WORK TO COMPLETE: Copy out the material below in full, but not its images.

EXTRACTED RECORDS:
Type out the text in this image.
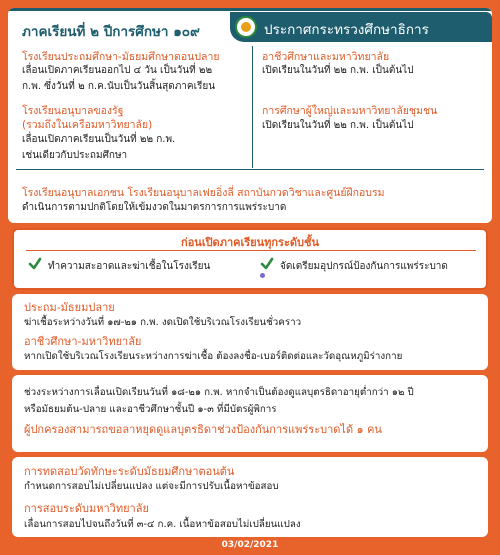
ภาคเรียนที่ ๒ ปีการศึกษา ๑๐๙	ประกาศกระทรวงศึกษาธิการ
โรงเรียนประถมศึกษา-มัธยมศึกษาตอนปลาย
เลื่อนเปิดภาคเรียนออกไป ๔ วัน เป็นวันที่ ๒๒
ก.พ. ซึ่งวันที่ ๒ ก.ค.นับเป็นวันสิ้นสุดภาคเรียน
อาชีวศึกษาและมหาวิทยาลัย
เปิดเรียนในวันที่ ๒๒ ก.พ. เป็นต้นไป
โรงเรียนอนุบาลของรัฐ
(รวมถึงในเครือมหาวิทยาลัย)
เลื่อนเปิดภาคเรียนเป็นวันที่ ๒๒ ก.พ.
เช่นเดียวกับประถมศึกษา
การศึกษาผู้ใหญ่และมหาวิทยาลัยชุมชน
เปิดเรียนในวันที่ ๒๒ ก.พ. เป็นต้นไป
โรงเรียนอนุบาลเอกชน โรงเรียนอนุบาลเฟยอิ่งลี่ สถาบันกวดวิชาและศูนย์ฝึกอบรม
ดำเนินการตามปกติโดยให้เข้มงวดในมาตรการการแพร่ระบาด
ก่อนเปิดภาคเรียนทุกระดับชั้น
ทำความสะอาดและฆ่าเชื้อในโรงเรียน	จัดเตรียมอุปกรณ์ป้องกันการแพร่ระบาด
ประถม-มัธยมปลาย
ฆ่าเชื้อระหว่างวันที่ ๑๗-๒๑ ก.พ. งดเปิดใช้บริเวณโรงเรียนชั่วคราว
อาชีวศึกษา-มหาวิทยาลัย
หากเปิดใช้บริเวณโรงเรียนระหว่างการฆ่าเชื้อ ต้องลงชื่อ-เบอร์ติดต่อและวัดอุณหภูมิร่างกาย
ช่วงระหว่างการเลื่อนเปิดเรียนวันที่ ๑๘-๒๑ ก.พ. หากจำเป็นต้องดูแลบุตรธิดาอายุต่ำกว่า ๑๒ ปี
หรือมัธยมต้น-ปลาย และอาชีวศึกษาชั้นปี ๑-๓ ที่มีบัตรผู้พิการ
ผู้ปกครองสามารถขอลาหยุดดูแลบุตรธิดาช่วงป้องกันการแพร่ระบาดได้ ๑ คน
การทดสอบวัดทักษะระดับมัธยมศึกษาตอนต้น
กำหนดการสอบไม่เปลี่ยนแปลง แต่จะมีการปรับเนื้อหาข้อสอบ
การสอบระดับมหาวิทยาลัย
เลื่อนการสอบไปจนถึงวันที่ ๓-๔ ก.ค. เนื้อหาข้อสอบไม่เปลี่ยนแปลง
03/02/2021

RESULT:
Type out the text in this image.
ภาคเรียนที่ ๒ ปีการศึกษา ๑๐๙	ประกาศกระทรวงศึกษาธิการ
โรงเรียนประถมศึกษา-มัธยมศึกษาตอนปลาย
เลื่อนเปิดภาคเรียนออกไป ๔ วัน เป็นวันที่ ๒๒
ก.พ. ซึ่งวันที่ ๒ ก.ค.นับเป็นวันสิ้นสุดภาคเรียน
อาชีวศึกษาและมหาวิทยาลัย
เปิดเรียนในวันที่ ๒๒ ก.พ. เป็นต้นไป
โรงเรียนอนุบาลของรัฐ
(รวมถึงในเครือมหาวิทยาลัย)
เลื่อนเปิดภาคเรียนเป็นวันที่ ๒๒ ก.พ.
เช่นเดียวกับประถมศึกษา
การศึกษาผู้ใหญ่และมหาวิทยาลัยชุมชน
เปิดเรียนในวันที่ ๒๒ ก.พ. เป็นต้นไป
โรงเรียนอนุบาลเอกชน โรงเรียนอนุบาลเฟยอิ่งลี่ สถาบันกวดวิชาและศูนย์ฝึกอบรม
ดำเนินการตามปกติโดยให้เข้มงวดในมาตรการการแพร่ระบาด
ก่อนเปิดภาคเรียนทุกระดับชั้น
ทำความสะอาดและฆ่าเชื้อในโรงเรียน	จัดเตรียมอุปกรณ์ป้องกันการแพร่ระบาด
ประถม-มัธยมปลาย
ฆ่าเชื้อระหว่างวันที่ ๑๗-๒๑ ก.พ. งดเปิดใช้บริเวณโรงเรียนชั่วคราว
อาชีวศึกษา-มหาวิทยาลัย
หากเปิดใช้บริเวณโรงเรียนระหว่างการฆ่าเชื้อ ต้องลงชื่อ-เบอร์ติดต่อและวัดอุณหภูมิร่างกาย
ช่วงระหว่างการเลื่อนเปิดเรียนวันที่ ๑๘-๒๑ ก.พ. หากจำเป็นต้องดูแลบุตรธิดาอายุต่ำกว่า ๑๒ ปี
หรือมัธยมต้น-ปลาย และอาชีวศึกษาชั้นปี ๑-๓ ที่มีบัตรผู้พิการ
ผู้ปกครองสามารถขอลาหยุดดูแลบุตรธิดาช่วงป้องกันการแพร่ระบาดได้ ๑ คน
การทดสอบวัดทักษะระดับมัธยมศึกษาตอนต้น
กำหนดการสอบไม่เปลี่ยนแปลง แต่จะมีการปรับเนื้อหาข้อสอบ
การสอบระดับมหาวิทยาลัย
เลื่อนการสอบไปจนถึงวันที่ ๓-๔ ก.ค. เนื้อหาข้อสอบไม่เปลี่ยนแปลง
03/02/2021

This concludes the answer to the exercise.